WRITTEN PROBLEM: Identify the lines that contain the string "Verification", then copy each of them.

## start PROVIDED INFORMATION

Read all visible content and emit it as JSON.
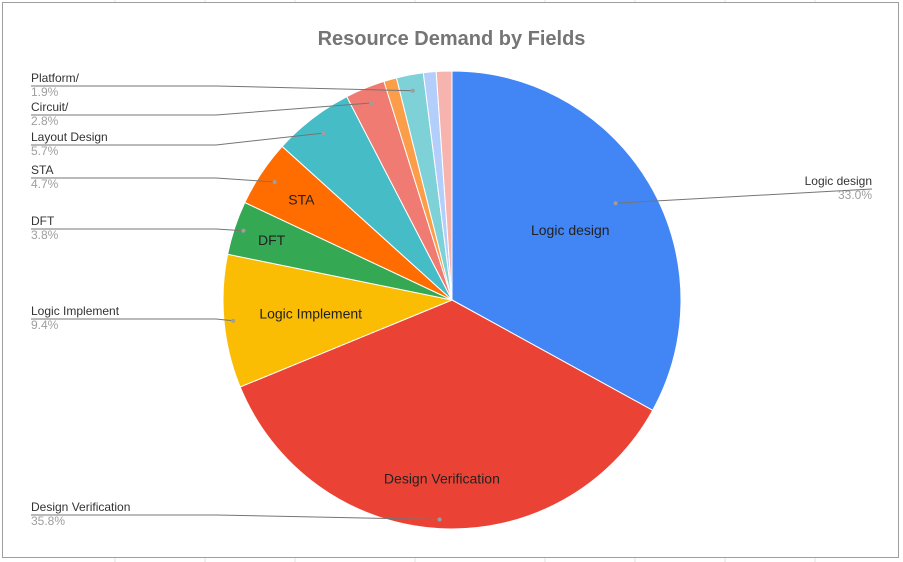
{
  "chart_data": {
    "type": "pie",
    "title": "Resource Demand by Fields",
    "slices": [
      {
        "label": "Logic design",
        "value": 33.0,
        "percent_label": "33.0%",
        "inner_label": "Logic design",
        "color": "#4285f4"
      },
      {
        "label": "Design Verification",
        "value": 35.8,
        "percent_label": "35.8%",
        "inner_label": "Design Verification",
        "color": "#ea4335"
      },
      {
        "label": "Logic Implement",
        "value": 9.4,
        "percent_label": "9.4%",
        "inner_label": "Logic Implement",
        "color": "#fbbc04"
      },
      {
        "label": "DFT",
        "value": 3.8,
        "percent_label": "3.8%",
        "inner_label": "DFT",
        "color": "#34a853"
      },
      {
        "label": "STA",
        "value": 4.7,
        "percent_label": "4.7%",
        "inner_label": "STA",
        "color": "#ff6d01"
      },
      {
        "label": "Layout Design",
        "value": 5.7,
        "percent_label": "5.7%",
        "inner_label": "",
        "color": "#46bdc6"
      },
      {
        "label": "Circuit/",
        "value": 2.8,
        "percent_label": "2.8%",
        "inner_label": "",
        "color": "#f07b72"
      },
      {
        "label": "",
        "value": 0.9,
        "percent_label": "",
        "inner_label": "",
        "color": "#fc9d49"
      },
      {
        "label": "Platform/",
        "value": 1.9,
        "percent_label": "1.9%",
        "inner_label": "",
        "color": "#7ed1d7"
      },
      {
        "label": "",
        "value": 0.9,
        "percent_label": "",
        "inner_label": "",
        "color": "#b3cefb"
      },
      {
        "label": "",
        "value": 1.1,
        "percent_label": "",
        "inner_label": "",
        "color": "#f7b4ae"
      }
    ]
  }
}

## end PROVIDED INFORMATION

EXPECTED ANSWER:
        "label": "Design Verification",
        "inner_label": "Design Verification",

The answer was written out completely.